Records that describe figures
*****

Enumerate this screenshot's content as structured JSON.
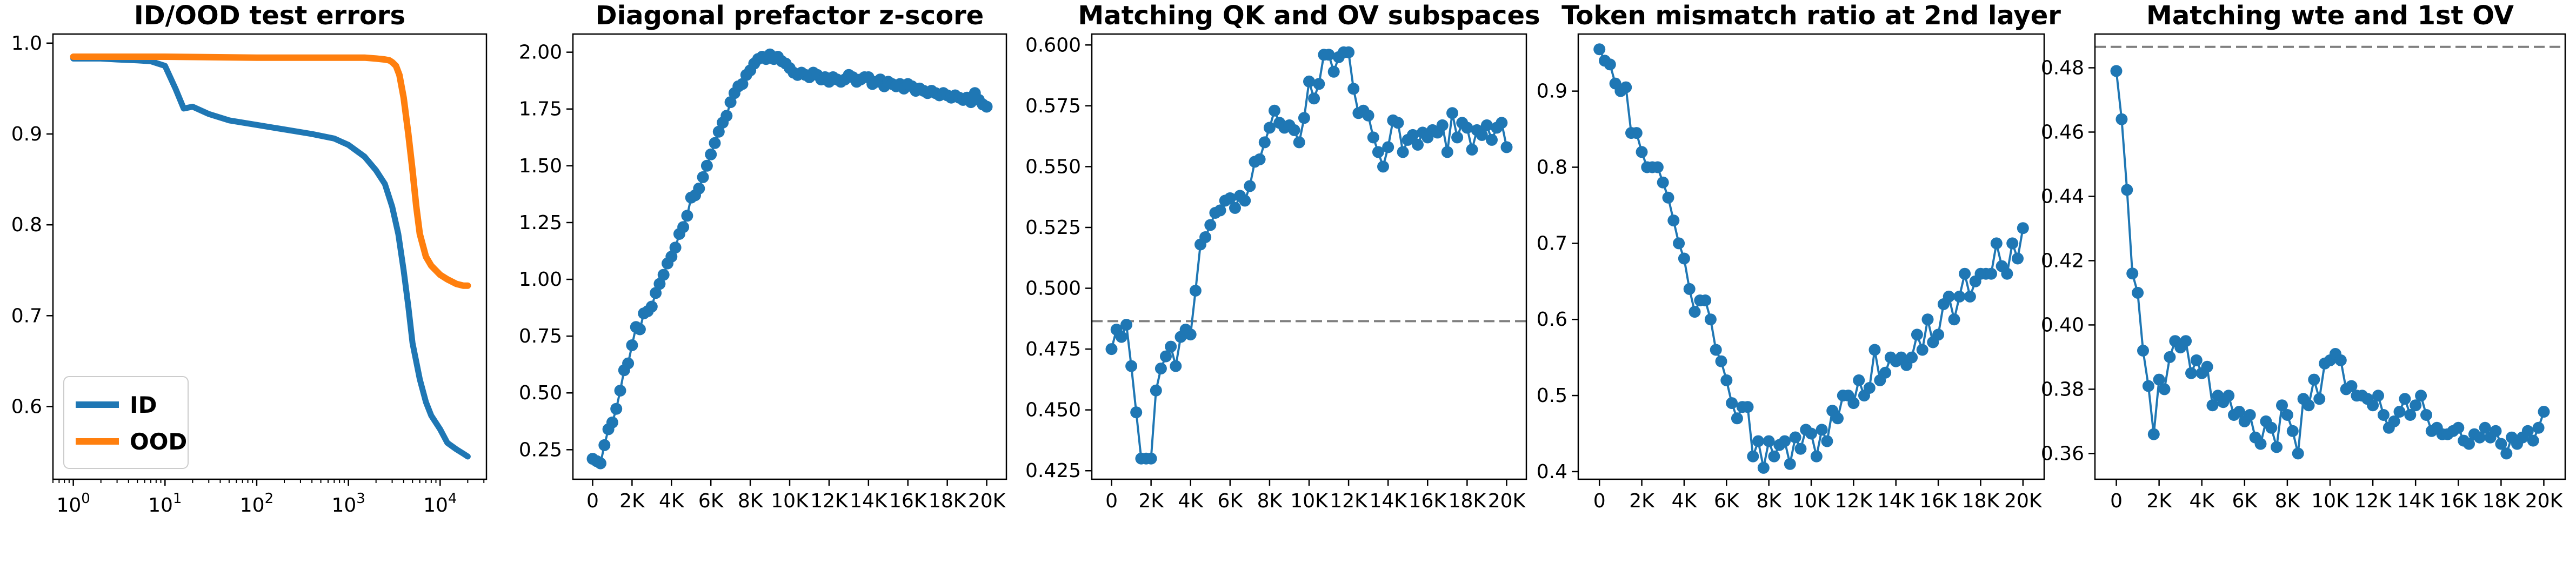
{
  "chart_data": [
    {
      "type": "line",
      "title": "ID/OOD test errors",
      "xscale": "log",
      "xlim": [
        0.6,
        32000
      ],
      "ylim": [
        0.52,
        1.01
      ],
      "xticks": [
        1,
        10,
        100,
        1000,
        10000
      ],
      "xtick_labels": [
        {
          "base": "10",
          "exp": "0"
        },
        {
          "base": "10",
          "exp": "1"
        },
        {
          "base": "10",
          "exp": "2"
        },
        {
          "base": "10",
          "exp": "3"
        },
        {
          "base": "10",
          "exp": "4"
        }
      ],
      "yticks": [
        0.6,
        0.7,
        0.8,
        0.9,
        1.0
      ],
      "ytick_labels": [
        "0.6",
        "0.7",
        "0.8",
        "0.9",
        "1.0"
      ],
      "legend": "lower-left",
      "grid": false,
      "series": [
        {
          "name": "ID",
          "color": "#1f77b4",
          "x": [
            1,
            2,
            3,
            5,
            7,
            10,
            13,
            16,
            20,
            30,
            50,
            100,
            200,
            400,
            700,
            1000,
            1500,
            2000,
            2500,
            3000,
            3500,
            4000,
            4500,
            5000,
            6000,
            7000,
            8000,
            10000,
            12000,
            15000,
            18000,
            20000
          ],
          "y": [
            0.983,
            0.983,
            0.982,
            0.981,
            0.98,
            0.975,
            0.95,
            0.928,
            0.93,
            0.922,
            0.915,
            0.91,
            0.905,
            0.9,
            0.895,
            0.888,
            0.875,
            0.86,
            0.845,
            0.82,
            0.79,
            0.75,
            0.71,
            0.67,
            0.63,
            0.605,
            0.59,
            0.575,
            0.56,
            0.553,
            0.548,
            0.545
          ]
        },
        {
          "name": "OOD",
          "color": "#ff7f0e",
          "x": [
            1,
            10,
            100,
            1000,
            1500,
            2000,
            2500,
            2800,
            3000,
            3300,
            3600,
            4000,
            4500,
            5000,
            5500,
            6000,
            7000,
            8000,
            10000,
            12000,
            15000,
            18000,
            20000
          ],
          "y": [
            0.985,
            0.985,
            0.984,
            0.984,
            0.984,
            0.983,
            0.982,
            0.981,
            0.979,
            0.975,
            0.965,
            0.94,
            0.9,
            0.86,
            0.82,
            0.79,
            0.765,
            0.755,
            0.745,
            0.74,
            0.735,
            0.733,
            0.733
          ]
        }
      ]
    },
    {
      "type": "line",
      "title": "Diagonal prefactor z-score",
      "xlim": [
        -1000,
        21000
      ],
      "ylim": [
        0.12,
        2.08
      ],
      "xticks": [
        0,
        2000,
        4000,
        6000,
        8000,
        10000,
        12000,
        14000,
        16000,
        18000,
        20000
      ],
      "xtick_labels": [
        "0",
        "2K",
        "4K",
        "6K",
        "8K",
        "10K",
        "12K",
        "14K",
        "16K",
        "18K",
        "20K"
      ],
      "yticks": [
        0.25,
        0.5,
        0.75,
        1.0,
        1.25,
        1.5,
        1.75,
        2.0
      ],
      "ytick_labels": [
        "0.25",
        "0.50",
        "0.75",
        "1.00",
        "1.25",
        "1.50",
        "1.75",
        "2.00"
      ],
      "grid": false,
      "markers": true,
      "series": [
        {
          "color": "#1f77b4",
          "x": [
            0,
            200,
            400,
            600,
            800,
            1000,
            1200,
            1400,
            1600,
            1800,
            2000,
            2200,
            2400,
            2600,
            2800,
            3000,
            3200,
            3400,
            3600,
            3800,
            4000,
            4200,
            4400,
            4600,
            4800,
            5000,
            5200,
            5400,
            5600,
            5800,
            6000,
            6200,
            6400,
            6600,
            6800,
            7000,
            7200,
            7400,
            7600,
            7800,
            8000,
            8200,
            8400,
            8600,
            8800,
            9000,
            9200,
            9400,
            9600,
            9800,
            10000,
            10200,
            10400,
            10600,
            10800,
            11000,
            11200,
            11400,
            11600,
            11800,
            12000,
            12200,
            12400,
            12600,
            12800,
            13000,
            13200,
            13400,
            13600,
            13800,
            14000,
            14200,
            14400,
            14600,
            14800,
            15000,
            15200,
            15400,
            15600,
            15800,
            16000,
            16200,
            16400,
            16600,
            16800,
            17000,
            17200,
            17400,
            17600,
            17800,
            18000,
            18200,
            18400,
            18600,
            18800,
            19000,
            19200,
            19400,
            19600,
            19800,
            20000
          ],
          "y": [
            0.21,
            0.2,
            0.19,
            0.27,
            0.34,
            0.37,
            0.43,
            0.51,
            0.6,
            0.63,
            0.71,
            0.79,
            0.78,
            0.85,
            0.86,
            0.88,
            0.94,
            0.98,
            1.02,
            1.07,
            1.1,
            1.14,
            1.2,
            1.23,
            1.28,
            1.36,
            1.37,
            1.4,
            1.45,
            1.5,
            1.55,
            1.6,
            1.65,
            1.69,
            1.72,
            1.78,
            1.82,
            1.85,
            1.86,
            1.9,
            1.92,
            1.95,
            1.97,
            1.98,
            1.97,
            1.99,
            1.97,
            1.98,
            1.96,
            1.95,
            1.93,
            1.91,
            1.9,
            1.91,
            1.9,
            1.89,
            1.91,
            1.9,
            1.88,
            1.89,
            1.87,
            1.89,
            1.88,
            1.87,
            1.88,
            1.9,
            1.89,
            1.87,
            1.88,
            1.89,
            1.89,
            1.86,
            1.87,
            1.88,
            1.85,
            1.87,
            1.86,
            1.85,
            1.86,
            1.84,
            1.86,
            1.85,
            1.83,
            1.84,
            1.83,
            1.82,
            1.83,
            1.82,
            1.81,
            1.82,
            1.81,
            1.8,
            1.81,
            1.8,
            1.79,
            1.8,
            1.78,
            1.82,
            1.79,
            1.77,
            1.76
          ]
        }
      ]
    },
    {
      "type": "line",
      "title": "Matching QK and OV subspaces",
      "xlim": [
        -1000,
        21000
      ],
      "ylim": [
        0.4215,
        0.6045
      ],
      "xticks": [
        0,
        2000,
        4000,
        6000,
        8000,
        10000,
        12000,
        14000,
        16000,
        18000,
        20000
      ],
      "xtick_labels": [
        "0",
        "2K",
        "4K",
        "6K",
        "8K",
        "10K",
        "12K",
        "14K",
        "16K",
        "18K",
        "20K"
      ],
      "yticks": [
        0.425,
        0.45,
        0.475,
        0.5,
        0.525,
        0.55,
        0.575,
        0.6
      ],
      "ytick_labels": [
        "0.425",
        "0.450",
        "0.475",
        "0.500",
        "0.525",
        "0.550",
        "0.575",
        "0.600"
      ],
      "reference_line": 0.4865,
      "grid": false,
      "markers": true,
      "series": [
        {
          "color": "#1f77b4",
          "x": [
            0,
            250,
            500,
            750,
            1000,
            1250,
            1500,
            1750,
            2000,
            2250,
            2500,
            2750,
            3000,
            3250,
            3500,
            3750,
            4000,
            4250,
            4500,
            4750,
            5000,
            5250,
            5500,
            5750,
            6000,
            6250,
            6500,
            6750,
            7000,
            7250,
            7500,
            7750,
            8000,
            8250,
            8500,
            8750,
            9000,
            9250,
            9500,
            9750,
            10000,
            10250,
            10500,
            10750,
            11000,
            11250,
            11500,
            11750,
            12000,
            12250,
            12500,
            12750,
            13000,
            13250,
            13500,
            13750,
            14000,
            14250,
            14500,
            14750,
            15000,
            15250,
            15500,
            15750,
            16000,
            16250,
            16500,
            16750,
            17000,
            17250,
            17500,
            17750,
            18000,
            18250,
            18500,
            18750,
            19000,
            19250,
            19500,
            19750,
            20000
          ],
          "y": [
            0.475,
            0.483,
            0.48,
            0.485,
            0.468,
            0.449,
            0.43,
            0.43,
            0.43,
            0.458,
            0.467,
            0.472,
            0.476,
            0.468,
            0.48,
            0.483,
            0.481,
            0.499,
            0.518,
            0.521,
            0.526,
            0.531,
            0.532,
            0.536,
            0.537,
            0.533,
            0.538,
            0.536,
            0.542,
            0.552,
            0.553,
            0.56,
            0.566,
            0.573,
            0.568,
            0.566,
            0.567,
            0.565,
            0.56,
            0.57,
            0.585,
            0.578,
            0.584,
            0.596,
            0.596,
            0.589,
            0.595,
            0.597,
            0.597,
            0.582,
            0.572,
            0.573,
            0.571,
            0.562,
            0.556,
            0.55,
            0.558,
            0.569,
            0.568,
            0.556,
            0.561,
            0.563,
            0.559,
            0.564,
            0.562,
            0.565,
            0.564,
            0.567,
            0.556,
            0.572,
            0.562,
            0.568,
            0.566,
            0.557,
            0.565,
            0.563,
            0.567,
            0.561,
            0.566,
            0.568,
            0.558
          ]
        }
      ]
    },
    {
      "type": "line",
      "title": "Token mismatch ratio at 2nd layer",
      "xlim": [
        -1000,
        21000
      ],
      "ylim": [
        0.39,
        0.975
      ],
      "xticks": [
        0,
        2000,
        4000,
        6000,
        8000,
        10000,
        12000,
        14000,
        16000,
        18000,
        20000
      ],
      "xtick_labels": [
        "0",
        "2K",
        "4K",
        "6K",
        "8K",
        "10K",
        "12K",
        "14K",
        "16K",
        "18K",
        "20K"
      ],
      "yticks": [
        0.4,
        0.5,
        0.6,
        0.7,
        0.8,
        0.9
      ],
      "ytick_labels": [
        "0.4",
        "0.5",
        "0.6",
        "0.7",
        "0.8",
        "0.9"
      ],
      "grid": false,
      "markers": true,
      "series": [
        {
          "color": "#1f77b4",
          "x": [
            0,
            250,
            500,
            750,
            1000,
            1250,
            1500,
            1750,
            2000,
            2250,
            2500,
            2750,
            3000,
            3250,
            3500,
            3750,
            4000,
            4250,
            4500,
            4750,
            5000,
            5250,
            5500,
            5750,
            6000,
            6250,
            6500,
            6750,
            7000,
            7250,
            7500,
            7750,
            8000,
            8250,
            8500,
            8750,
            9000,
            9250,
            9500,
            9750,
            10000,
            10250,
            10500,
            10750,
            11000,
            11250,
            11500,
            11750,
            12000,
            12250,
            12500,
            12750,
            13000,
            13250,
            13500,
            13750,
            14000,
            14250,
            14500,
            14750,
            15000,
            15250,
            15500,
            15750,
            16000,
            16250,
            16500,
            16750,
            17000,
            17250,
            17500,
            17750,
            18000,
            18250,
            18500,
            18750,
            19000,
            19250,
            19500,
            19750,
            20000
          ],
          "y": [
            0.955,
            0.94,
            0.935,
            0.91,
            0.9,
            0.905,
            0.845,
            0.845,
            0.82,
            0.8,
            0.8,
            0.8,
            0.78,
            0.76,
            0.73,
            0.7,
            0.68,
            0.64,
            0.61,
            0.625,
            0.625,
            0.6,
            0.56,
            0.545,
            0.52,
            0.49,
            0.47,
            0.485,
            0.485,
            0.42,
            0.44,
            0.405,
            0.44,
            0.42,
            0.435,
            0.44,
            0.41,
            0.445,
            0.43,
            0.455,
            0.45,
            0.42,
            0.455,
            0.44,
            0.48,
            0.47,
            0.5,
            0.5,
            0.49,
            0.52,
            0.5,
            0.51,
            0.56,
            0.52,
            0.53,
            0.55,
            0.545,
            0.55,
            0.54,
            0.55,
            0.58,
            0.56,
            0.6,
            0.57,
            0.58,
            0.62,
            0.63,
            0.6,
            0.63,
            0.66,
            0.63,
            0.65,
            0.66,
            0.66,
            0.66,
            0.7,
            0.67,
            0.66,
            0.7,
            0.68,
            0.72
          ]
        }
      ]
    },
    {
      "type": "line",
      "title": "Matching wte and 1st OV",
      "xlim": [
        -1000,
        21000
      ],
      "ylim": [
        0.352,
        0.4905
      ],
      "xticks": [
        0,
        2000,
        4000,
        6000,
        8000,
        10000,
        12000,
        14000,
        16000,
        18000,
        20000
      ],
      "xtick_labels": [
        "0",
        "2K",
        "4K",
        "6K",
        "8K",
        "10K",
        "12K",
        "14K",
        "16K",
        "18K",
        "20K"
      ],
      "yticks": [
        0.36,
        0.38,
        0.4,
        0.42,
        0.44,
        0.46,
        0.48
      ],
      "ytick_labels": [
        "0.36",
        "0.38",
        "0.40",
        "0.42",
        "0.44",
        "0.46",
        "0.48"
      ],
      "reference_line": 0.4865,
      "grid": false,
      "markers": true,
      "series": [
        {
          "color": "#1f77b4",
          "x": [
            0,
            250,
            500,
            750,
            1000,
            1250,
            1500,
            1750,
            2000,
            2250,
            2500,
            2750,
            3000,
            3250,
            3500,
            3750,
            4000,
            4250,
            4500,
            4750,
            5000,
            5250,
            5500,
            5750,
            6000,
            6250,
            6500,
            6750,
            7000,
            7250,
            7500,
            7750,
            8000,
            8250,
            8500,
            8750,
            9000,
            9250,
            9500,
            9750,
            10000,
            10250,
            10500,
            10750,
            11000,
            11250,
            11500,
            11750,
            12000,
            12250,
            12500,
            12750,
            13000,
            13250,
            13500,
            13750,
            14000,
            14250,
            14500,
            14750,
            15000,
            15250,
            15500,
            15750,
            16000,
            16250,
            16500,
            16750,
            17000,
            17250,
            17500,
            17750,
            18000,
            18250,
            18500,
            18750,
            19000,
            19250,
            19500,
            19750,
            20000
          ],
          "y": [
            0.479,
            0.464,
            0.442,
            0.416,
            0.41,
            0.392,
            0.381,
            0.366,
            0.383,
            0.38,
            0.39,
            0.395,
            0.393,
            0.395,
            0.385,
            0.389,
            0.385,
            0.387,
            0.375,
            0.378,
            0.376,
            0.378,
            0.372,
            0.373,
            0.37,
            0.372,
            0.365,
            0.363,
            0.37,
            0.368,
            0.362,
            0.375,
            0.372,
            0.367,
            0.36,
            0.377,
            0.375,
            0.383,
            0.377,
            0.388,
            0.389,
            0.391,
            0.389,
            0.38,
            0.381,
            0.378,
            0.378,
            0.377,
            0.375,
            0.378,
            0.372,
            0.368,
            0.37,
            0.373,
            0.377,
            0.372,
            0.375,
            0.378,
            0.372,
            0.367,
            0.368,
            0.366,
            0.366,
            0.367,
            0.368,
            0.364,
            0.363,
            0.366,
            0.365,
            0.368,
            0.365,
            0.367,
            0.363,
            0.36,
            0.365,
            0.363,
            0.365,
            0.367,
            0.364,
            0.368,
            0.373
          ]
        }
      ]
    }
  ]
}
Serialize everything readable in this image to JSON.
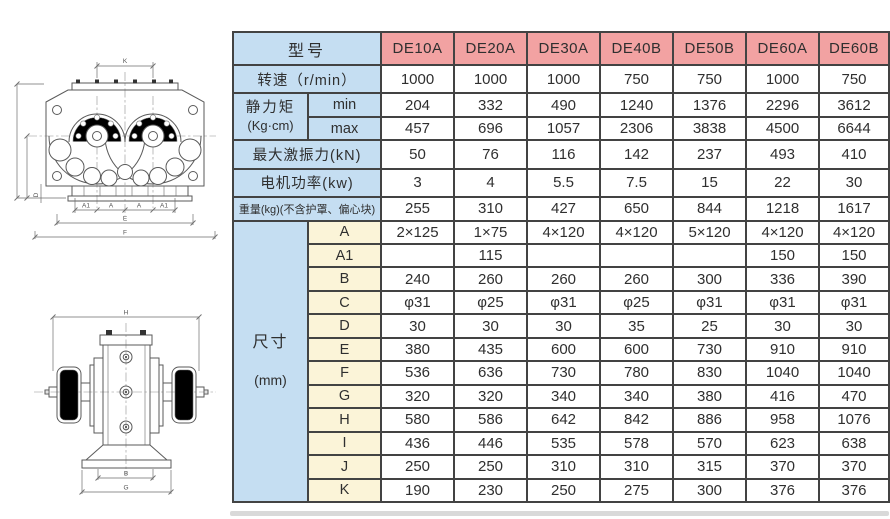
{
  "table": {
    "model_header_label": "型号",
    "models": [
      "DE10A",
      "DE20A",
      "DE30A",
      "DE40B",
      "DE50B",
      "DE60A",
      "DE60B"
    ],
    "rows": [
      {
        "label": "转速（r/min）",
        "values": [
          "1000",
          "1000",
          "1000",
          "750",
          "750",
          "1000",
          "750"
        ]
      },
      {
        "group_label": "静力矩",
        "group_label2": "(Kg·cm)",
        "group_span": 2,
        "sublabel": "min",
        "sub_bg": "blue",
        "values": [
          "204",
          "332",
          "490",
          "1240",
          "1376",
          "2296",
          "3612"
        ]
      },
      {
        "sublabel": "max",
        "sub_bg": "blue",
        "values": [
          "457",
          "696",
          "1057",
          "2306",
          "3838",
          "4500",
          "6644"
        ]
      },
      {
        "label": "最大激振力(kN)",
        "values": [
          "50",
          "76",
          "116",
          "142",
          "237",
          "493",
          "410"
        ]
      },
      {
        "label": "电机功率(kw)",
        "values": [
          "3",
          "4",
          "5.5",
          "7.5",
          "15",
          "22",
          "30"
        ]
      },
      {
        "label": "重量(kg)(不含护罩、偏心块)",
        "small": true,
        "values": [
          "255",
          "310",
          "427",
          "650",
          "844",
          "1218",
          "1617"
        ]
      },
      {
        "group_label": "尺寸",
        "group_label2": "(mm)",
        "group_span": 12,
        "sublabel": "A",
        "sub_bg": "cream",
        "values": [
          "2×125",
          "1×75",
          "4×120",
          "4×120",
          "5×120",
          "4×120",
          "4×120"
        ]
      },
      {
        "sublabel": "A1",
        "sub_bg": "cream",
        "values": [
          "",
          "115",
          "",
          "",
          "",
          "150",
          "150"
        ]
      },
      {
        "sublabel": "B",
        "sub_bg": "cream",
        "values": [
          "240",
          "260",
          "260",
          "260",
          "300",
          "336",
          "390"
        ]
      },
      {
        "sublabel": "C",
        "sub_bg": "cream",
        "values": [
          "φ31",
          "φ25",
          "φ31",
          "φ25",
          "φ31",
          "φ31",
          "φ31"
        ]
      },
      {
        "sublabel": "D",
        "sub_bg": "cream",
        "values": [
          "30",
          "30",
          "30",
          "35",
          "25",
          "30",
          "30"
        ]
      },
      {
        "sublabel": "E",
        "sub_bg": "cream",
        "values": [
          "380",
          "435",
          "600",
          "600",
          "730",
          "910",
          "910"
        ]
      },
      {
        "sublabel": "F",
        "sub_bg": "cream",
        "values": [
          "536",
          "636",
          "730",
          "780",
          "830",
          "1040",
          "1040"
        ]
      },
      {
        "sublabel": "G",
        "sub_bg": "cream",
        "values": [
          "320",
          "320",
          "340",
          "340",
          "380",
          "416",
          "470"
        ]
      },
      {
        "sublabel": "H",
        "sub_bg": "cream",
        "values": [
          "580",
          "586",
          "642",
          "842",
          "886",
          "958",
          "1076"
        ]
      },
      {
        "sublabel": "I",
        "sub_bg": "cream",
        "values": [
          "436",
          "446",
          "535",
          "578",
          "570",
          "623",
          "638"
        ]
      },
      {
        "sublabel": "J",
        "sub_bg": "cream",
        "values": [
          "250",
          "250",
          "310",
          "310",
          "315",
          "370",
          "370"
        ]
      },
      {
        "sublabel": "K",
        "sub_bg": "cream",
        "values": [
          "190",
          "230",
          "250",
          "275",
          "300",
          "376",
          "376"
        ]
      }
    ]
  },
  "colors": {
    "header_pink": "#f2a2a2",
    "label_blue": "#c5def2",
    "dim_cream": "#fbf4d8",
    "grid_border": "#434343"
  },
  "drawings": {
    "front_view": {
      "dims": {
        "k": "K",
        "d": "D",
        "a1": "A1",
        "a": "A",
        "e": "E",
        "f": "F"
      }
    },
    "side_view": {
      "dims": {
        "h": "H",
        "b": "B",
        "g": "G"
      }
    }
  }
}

*****

◆ **WHAT THE TASK REQUIRES**
Whichever lines contain the string "JSON", select and copy them.

◆ **COMPLETE RESPONSE**
Enumerate this screenshot's content as structured JSON.
Serialize everything readable in this image to JSON.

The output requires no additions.